━━ MATERIAL PROVIDED ━━
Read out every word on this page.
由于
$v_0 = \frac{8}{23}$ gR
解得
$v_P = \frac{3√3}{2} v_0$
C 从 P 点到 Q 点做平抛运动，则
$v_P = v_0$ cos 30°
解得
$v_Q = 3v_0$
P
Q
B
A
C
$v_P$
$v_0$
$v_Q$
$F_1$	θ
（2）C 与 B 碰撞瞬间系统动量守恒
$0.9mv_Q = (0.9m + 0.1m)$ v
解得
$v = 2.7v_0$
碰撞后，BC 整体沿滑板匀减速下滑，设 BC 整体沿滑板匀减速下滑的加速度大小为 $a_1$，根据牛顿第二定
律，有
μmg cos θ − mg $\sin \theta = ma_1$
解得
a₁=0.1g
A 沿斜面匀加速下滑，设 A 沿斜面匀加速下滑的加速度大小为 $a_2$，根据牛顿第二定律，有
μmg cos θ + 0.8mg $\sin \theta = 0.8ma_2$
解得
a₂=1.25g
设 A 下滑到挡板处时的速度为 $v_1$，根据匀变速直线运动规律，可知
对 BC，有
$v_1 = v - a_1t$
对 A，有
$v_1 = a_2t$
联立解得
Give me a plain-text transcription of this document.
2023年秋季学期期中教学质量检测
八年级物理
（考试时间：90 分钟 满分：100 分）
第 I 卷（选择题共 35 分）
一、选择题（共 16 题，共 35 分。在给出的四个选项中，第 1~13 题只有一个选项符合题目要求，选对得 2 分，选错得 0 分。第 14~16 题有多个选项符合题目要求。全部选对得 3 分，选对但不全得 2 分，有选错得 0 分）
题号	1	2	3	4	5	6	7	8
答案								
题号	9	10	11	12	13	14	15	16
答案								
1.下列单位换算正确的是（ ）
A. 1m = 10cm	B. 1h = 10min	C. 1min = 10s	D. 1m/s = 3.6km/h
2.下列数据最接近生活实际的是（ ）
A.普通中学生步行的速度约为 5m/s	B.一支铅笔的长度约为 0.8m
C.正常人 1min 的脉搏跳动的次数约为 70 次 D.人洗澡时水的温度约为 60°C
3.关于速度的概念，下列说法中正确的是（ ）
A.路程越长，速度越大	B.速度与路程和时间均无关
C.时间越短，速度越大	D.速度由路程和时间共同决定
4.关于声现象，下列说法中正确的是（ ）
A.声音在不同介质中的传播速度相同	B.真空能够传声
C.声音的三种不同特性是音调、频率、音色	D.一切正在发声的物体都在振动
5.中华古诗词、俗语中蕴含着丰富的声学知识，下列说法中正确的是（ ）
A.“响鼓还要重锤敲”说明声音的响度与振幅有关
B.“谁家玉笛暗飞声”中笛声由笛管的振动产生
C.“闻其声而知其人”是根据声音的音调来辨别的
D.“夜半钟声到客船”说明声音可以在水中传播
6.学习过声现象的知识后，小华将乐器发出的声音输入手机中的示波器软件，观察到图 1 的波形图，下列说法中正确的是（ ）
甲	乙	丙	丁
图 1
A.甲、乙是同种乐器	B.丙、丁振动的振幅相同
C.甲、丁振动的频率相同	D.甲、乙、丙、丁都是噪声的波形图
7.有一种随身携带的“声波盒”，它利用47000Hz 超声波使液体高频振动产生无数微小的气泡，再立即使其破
━━━
| WHAT IS ASKED |
Filter the data for the string "this" and copy every line that has it.

| TASK RESULT |
Read out every word on this page.
Give me a plain-text transcription of this document.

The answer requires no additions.